* BEGIN *
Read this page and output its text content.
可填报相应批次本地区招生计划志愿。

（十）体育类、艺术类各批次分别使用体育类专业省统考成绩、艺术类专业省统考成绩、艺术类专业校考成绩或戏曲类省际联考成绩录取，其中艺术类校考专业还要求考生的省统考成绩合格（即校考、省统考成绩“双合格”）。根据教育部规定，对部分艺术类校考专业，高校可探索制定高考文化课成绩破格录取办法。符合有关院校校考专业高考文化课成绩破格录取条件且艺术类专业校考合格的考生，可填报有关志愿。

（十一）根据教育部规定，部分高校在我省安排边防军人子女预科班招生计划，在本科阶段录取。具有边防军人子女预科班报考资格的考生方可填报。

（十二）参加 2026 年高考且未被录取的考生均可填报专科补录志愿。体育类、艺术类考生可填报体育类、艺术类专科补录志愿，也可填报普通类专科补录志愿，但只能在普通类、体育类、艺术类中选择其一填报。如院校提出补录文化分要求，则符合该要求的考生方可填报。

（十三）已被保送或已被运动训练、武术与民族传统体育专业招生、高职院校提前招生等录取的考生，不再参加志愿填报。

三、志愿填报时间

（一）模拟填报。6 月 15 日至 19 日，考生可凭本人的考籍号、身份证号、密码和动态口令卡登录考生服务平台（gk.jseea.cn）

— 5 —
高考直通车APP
* END *
### SET EXERCISE
Look through the entries above. Extract each line with the word "根据教育部规定".

### CORRECT RESULT
（十）体育类、艺术类各批次分别使用体育类专业省统考成绩、艺术类专业省统考成绩、艺术类专业校考成绩或戏曲类省际联考成绩录取，其中艺术类校考专业还要求考生的省统考成绩合格（即校考、省统考成绩“双合格”）。根据教育部规定，对部分艺术类校考专业，高校可探索制定高考文化课成绩破格录取办法。符合有关院校校考专业高考文化课成绩破格录取条件且艺术类专业校考合格的考生，可填报有关志愿。
（十一）根据教育部规定，部分高校在我省安排边防军人子女预科班招生计划，在本科阶段录取。具有边防军人子女预科班报考资格的考生方可填报。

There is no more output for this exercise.